▶ PROBLEM STATEMENT
Here are some records; copy every line that holds the word "will".

▶ THE INPUT
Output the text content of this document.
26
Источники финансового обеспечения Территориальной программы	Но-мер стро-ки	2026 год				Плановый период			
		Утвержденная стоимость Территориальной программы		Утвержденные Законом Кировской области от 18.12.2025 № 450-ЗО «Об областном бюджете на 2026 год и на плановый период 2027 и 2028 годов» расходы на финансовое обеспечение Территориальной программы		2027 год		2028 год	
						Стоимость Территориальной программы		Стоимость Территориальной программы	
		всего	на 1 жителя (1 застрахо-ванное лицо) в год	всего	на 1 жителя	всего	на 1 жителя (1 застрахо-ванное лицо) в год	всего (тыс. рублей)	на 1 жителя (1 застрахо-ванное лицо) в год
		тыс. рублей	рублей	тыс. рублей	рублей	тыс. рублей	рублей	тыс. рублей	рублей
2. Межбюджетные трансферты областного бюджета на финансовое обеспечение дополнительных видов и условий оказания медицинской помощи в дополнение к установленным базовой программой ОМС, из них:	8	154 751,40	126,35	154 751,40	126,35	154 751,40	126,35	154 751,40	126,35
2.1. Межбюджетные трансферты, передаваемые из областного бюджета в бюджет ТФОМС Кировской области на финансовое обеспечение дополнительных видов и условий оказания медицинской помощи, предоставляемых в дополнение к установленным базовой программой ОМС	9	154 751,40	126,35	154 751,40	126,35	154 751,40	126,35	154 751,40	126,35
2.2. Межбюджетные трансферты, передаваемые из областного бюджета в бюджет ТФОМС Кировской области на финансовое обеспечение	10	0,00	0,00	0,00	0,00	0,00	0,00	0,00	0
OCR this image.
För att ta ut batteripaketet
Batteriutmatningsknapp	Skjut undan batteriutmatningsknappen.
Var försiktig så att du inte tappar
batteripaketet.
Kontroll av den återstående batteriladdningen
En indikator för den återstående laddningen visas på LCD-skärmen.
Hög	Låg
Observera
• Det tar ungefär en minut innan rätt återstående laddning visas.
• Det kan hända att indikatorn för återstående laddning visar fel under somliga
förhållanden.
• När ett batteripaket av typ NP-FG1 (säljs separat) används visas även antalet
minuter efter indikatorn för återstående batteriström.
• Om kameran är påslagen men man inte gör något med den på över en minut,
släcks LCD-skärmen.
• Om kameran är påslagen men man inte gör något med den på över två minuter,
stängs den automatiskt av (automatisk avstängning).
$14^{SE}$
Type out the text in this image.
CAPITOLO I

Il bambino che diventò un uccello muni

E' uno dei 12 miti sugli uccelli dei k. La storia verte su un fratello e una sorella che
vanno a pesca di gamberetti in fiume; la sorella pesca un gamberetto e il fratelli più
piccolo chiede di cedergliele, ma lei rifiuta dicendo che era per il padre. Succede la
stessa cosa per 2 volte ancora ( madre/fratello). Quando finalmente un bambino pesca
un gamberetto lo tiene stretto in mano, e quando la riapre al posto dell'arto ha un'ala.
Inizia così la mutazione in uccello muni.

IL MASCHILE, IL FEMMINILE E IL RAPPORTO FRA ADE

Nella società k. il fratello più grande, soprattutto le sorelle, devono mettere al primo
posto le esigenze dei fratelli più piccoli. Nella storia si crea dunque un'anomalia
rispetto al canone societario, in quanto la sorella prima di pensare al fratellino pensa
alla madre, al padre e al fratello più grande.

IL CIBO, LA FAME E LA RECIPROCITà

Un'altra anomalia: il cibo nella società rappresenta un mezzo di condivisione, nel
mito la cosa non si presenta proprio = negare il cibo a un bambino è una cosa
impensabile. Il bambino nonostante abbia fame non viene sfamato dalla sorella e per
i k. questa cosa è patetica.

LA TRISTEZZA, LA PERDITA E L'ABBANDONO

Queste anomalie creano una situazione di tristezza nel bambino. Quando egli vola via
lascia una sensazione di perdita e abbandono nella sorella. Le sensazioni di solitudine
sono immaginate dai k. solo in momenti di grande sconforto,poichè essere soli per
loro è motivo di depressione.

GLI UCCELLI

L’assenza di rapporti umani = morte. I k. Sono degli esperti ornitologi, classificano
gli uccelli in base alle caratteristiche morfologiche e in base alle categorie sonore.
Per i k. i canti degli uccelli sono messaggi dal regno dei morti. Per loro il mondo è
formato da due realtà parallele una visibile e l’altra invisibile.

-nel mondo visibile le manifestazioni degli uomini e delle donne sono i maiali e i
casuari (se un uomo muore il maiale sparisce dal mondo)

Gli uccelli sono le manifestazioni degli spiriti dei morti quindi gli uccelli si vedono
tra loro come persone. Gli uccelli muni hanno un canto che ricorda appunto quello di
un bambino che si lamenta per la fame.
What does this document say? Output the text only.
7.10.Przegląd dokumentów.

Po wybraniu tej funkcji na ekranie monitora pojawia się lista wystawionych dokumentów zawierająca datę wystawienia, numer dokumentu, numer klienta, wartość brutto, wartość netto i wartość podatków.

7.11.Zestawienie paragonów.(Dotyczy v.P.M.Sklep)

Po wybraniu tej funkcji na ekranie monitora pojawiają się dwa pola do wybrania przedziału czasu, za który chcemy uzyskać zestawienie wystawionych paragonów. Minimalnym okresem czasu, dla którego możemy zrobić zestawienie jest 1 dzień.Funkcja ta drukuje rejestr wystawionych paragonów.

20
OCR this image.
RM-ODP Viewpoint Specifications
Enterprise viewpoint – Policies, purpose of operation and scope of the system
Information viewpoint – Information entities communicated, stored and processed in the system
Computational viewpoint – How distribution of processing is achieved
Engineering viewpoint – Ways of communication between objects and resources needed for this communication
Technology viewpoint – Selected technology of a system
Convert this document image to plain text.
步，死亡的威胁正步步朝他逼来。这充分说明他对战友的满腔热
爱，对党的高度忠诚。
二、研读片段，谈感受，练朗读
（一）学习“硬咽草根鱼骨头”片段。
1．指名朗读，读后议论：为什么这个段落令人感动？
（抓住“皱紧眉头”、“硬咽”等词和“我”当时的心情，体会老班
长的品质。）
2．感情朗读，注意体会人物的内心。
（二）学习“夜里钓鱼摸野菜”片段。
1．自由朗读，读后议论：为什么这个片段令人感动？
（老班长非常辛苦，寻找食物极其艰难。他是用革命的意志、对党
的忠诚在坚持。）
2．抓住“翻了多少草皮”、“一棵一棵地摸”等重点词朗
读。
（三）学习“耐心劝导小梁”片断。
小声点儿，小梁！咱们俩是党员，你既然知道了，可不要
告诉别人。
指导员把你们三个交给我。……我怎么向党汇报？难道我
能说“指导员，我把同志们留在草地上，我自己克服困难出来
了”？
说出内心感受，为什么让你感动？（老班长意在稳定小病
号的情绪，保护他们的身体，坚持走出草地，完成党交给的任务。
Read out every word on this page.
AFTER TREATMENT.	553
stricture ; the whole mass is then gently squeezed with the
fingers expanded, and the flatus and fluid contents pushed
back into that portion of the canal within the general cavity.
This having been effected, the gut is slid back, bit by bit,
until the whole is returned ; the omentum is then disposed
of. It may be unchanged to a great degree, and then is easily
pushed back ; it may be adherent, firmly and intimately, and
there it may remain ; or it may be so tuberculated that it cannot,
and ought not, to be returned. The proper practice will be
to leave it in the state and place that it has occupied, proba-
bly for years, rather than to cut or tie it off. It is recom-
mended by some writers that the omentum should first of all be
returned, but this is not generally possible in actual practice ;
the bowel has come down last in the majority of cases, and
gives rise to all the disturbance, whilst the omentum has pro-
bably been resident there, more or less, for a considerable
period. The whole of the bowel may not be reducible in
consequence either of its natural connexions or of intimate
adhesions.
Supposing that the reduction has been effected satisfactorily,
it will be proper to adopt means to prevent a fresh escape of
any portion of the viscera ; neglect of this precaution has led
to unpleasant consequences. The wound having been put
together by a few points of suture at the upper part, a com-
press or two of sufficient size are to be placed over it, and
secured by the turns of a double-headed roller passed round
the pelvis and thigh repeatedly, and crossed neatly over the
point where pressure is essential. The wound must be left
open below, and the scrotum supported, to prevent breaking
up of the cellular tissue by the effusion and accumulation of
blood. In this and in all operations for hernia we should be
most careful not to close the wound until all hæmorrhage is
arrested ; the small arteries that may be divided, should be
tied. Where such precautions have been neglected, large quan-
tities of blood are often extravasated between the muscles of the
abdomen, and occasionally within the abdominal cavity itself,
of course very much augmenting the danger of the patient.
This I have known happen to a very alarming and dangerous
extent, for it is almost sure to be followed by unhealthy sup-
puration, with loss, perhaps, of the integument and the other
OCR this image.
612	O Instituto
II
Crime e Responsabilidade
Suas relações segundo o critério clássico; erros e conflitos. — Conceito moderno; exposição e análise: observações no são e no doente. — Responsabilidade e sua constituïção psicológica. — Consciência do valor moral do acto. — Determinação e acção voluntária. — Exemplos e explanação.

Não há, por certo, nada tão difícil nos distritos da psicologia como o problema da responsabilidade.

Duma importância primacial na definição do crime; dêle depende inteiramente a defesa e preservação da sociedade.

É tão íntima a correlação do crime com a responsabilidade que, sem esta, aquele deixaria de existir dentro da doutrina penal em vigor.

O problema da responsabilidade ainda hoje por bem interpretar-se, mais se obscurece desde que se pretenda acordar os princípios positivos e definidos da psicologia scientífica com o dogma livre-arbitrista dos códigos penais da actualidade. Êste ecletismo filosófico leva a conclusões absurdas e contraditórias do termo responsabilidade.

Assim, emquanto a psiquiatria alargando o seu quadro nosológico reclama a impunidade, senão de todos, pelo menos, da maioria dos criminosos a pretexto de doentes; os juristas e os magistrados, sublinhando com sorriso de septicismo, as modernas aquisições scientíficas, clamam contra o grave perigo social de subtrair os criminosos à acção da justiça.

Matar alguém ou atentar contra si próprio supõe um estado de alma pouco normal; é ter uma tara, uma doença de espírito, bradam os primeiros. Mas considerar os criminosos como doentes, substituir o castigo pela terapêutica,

▶ CORRECT OUTPUT
and ought not, to be returned. The proper practice will be
it will be proper to adopt means to prevent a fresh escape of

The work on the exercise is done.